- SET PROBLEM:
Could you copy every line of the data below verbatim, with nothing changed or left out?
■ ■ ■ ■ ■ ■ ■
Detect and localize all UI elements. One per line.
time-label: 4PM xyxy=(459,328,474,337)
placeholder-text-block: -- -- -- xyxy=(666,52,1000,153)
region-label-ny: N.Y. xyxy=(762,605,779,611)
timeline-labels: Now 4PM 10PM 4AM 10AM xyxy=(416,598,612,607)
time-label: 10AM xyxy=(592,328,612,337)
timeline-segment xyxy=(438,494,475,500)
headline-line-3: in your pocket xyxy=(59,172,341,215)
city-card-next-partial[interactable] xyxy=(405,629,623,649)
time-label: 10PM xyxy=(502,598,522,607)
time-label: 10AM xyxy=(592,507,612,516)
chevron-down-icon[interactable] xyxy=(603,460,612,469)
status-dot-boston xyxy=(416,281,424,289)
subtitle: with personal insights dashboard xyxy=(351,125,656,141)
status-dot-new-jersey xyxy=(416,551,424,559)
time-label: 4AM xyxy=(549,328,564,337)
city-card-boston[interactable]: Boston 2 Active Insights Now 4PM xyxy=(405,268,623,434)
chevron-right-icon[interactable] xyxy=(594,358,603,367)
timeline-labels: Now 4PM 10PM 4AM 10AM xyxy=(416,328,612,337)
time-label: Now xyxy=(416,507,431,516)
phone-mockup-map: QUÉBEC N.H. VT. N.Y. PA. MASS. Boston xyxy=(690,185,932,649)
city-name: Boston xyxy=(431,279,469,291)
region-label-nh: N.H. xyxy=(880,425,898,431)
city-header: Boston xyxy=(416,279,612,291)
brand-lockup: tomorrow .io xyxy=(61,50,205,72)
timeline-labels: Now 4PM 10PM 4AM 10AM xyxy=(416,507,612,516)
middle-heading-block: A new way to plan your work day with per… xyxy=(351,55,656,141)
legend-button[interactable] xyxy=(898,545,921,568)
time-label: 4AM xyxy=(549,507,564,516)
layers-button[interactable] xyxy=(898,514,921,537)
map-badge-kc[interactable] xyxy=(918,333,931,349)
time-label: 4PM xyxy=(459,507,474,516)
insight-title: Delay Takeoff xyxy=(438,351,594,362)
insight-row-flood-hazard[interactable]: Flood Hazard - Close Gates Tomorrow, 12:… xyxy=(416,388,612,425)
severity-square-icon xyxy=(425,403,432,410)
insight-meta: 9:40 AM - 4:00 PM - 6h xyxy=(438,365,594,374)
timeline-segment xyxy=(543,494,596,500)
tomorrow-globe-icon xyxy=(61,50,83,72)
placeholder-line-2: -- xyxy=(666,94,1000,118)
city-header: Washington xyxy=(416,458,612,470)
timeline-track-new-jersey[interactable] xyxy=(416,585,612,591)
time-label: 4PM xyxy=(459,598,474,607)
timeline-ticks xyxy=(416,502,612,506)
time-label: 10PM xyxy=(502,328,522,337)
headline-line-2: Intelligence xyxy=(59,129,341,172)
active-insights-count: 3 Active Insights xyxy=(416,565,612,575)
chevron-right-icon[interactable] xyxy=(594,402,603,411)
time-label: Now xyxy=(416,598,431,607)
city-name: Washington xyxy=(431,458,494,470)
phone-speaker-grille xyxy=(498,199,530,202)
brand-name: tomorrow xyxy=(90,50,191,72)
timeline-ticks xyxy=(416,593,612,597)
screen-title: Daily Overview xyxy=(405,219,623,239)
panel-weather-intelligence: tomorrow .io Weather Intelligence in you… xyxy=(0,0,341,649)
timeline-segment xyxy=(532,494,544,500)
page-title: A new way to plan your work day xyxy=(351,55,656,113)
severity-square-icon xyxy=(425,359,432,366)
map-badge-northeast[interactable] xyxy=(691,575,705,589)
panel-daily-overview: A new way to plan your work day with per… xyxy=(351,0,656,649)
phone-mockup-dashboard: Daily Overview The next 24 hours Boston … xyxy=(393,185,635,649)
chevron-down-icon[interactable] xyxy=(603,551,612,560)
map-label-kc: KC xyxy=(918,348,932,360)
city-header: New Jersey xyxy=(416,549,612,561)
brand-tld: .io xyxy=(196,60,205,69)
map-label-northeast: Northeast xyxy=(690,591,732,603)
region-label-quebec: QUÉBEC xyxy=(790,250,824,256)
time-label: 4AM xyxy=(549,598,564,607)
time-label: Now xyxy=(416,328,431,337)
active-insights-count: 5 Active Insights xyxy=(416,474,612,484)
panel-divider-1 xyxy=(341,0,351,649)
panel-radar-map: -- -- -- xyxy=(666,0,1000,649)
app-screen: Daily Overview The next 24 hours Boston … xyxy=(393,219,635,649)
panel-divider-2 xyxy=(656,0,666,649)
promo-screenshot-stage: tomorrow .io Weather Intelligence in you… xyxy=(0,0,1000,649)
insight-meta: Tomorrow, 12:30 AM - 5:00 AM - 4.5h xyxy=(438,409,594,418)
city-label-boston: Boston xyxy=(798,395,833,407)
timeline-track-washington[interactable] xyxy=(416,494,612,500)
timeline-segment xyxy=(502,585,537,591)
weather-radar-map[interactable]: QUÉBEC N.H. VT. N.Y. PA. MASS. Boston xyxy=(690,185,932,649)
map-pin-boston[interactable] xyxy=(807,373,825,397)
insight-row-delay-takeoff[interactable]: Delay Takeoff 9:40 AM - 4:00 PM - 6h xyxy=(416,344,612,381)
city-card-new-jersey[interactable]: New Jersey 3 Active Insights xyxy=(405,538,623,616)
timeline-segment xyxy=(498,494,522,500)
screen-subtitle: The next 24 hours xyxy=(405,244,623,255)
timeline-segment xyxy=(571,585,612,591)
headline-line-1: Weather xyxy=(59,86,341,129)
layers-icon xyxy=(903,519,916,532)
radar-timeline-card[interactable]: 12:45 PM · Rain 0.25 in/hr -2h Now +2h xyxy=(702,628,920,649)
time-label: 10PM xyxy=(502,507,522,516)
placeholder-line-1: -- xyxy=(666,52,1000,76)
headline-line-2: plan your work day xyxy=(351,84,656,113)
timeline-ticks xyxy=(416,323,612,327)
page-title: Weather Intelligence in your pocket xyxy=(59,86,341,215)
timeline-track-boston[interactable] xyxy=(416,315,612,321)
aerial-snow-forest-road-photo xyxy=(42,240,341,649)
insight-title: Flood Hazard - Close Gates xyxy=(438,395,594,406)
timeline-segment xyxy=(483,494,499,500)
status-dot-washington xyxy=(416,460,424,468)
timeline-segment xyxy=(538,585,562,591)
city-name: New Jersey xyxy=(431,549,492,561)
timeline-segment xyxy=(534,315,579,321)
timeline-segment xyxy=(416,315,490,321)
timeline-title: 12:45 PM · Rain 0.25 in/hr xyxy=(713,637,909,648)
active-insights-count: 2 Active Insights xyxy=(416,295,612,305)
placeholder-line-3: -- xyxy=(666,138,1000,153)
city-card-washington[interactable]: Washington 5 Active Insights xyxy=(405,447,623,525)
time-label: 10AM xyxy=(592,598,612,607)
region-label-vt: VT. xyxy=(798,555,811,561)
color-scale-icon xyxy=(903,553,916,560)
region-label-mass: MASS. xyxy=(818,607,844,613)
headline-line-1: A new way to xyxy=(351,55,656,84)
■ ■ ■ ■ ■ ■ ■
- FULL RESPONSE:
Detect and localize all UI elements. One per line.
time-label: 4PM xyxy=(459,328,474,337)
placeholder-text-block: -- -- -- xyxy=(666,52,1000,153)
region-label-ny: N.Y. xyxy=(762,605,779,611)
timeline-labels: Now 4PM 10PM 4AM 10AM xyxy=(416,598,612,607)
time-label: 10AM xyxy=(592,328,612,337)
timeline-segment xyxy=(438,494,475,500)
headline-line-3: in your pocket xyxy=(59,172,341,215)
city-card-next-partial[interactable] xyxy=(405,629,623,649)
time-label: 10PM xyxy=(502,598,522,607)
time-label: 10AM xyxy=(592,507,612,516)
chevron-down-icon[interactable] xyxy=(603,460,612,469)
status-dot-boston xyxy=(416,281,424,289)
subtitle: with personal insights dashboard xyxy=(351,125,656,141)
status-dot-new-jersey xyxy=(416,551,424,559)
time-label: 4AM xyxy=(549,328,564,337)
city-card-boston[interactable]: Boston 2 Active Insights Now 4PM xyxy=(405,268,623,434)
chevron-right-icon[interactable] xyxy=(594,358,603,367)
timeline-labels: Now 4PM 10PM 4AM 10AM xyxy=(416,328,612,337)
time-label: Now xyxy=(416,507,431,516)
phone-mockup-map: QUÉBEC N.H. VT. N.Y. PA. MASS. Boston xyxy=(690,185,932,649)
city-name: Boston xyxy=(431,279,469,291)
region-label-nh: N.H. xyxy=(880,425,898,431)
city-header: Boston xyxy=(416,279,612,291)
brand-lockup: tomorrow .io xyxy=(61,50,205,72)
timeline-labels: Now 4PM 10PM 4AM 10AM xyxy=(416,507,612,516)
middle-heading-block: A new way to plan your work day with per… xyxy=(351,55,656,141)
legend-button[interactable] xyxy=(898,545,921,568)
time-label: 4AM xyxy=(549,507,564,516)
layers-button[interactable] xyxy=(898,514,921,537)
map-badge-kc[interactable] xyxy=(918,333,931,349)
time-label: 4PM xyxy=(459,507,474,516)
insight-title: Delay Takeoff xyxy=(438,351,594,362)
insight-row-flood-hazard[interactable]: Flood Hazard - Close Gates Tomorrow, 12:… xyxy=(416,388,612,425)
severity-square-icon xyxy=(425,403,432,410)
insight-meta: 9:40 AM - 4:00 PM - 6h xyxy=(438,365,594,374)
timeline-segment xyxy=(543,494,596,500)
tomorrow-globe-icon xyxy=(61,50,83,72)
placeholder-line-2: -- xyxy=(666,94,1000,118)
city-header: Washington xyxy=(416,458,612,470)
timeline-track-new-jersey[interactable] xyxy=(416,585,612,591)
time-label: 4PM xyxy=(459,598,474,607)
timeline-ticks xyxy=(416,502,612,506)
time-label: 10PM xyxy=(502,328,522,337)
headline-line-2: Intelligence xyxy=(59,129,341,172)
active-insights-count: 3 Active Insights xyxy=(416,565,612,575)
chevron-right-icon[interactable] xyxy=(594,402,603,411)
time-label: Now xyxy=(416,598,431,607)
city-name: Washington xyxy=(431,458,494,470)
phone-speaker-grille xyxy=(498,199,530,202)
brand-name: tomorrow xyxy=(90,50,191,72)
timeline-ticks xyxy=(416,593,612,597)
screen-title: Daily Overview xyxy=(405,219,623,239)
panel-weather-intelligence: tomorrow .io Weather Intelligence in you… xyxy=(0,0,341,649)
timeline-segment xyxy=(532,494,544,500)
page-title: A new way to plan your work day xyxy=(351,55,656,113)
severity-square-icon xyxy=(425,359,432,366)
map-badge-northeast[interactable] xyxy=(691,575,705,589)
panel-daily-overview: A new way to plan your work day with per… xyxy=(351,0,656,649)
phone-mockup-dashboard: Daily Overview The next 24 hours Boston … xyxy=(393,185,635,649)
chevron-down-icon[interactable] xyxy=(603,551,612,560)
map-label-kc: KC xyxy=(918,348,932,360)
city-header: New Jersey xyxy=(416,549,612,561)
brand-tld: .io xyxy=(196,60,205,69)
map-label-northeast: Northeast xyxy=(690,591,732,603)
region-label-quebec: QUÉBEC xyxy=(790,250,824,256)
time-label: 4AM xyxy=(549,598,564,607)
time-label: Now xyxy=(416,328,431,337)
active-insights-count: 5 Active Insights xyxy=(416,474,612,484)
panel-divider-1 xyxy=(341,0,351,649)
panel-radar-map: -- -- -- xyxy=(666,0,1000,649)
app-screen: Daily Overview The next 24 hours Boston … xyxy=(393,219,635,649)
panel-divider-2 xyxy=(656,0,666,649)
promo-screenshot-stage: tomorrow .io Weather Intelligence in you… xyxy=(0,0,1000,649)
insight-meta: Tomorrow, 12:30 AM - 5:00 AM - 4.5h xyxy=(438,409,594,418)
city-label-boston: Boston xyxy=(798,395,833,407)
timeline-track-washington[interactable] xyxy=(416,494,612,500)
timeline-segment xyxy=(502,585,537,591)
weather-radar-map[interactable]: QUÉBEC N.H. VT. N.Y. PA. MASS. Boston xyxy=(690,185,932,649)
map-pin-boston[interactable] xyxy=(807,373,825,397)
insight-row-delay-takeoff[interactable]: Delay Takeoff 9:40 AM - 4:00 PM - 6h xyxy=(416,344,612,381)
city-card-new-jersey[interactable]: New Jersey 3 Active Insights xyxy=(405,538,623,616)
timeline-segment xyxy=(498,494,522,500)
screen-subtitle: The next 24 hours xyxy=(405,244,623,255)
timeline-segment xyxy=(571,585,612,591)
headline-line-1: Weather xyxy=(59,86,341,129)
layers-icon xyxy=(903,519,916,532)
radar-timeline-card[interactable]: 12:45 PM · Rain 0.25 in/hr -2h Now +2h xyxy=(702,628,920,649)
time-label: 10PM xyxy=(502,507,522,516)
placeholder-line-1: -- xyxy=(666,52,1000,76)
headline-line-2: plan your work day xyxy=(351,84,656,113)
timeline-ticks xyxy=(416,323,612,327)
page-title: Weather Intelligence in your pocket xyxy=(59,86,341,215)
timeline-track-boston[interactable] xyxy=(416,315,612,321)
aerial-snow-forest-road-photo xyxy=(42,240,341,649)
insight-title: Flood Hazard - Close Gates xyxy=(438,395,594,406)
timeline-segment xyxy=(483,494,499,500)
status-dot-washington xyxy=(416,460,424,468)
timeline-segment xyxy=(538,585,562,591)
city-name: New Jersey xyxy=(431,549,492,561)
timeline-segment xyxy=(534,315,579,321)
timeline-segment xyxy=(416,315,490,321)
timeline-title: 12:45 PM · Rain 0.25 in/hr xyxy=(713,637,909,648)
active-insights-count: 2 Active Insights xyxy=(416,295,612,305)
placeholder-line-3: -- xyxy=(666,138,1000,153)
city-card-washington[interactable]: Washington 5 Active Insights xyxy=(405,447,623,525)
time-label: 10AM xyxy=(592,598,612,607)
region-label-vt: VT. xyxy=(798,555,811,561)
color-scale-icon xyxy=(903,553,916,560)
region-label-mass: MASS. xyxy=(818,607,844,613)
headline-line-1: A new way to xyxy=(351,55,656,84)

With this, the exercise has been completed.